**Items:**
+++++

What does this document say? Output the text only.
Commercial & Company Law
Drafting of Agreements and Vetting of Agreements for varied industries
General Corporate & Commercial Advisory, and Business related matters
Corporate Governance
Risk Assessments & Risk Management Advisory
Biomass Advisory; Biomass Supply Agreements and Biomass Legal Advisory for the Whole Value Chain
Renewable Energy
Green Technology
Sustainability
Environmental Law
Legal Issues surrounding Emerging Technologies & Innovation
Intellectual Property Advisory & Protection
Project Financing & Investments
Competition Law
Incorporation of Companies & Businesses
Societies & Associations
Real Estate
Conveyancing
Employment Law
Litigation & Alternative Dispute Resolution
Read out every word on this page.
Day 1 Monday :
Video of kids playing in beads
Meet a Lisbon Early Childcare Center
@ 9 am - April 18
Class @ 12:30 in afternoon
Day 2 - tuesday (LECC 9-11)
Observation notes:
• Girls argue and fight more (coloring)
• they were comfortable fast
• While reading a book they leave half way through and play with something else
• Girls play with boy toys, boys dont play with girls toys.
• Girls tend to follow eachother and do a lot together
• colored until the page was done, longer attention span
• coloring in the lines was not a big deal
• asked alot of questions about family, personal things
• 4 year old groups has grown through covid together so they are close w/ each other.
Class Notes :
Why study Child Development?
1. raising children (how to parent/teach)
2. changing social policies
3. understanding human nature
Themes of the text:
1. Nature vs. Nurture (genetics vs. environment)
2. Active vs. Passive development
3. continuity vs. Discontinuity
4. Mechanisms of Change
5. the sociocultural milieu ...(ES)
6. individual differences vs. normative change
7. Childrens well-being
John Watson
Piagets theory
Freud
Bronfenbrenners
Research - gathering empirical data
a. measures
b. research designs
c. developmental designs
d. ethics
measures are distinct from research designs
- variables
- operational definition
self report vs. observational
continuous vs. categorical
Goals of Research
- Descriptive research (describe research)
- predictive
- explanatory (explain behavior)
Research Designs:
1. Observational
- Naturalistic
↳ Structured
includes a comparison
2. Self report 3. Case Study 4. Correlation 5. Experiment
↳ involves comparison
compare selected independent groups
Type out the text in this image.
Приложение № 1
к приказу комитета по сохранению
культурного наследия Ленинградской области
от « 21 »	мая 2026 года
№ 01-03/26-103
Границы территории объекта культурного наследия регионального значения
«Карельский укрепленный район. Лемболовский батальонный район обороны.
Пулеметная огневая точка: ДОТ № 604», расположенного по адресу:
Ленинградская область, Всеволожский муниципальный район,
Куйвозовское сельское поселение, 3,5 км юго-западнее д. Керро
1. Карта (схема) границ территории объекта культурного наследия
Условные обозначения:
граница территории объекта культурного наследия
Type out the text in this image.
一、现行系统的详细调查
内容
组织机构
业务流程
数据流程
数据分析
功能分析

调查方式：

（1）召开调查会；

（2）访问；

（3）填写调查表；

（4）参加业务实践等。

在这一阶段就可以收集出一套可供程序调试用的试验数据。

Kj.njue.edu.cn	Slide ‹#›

+++++

**Problem to solve:** How many lines of the data hold the string "they"? Reply with the number alone.

**Response:** 3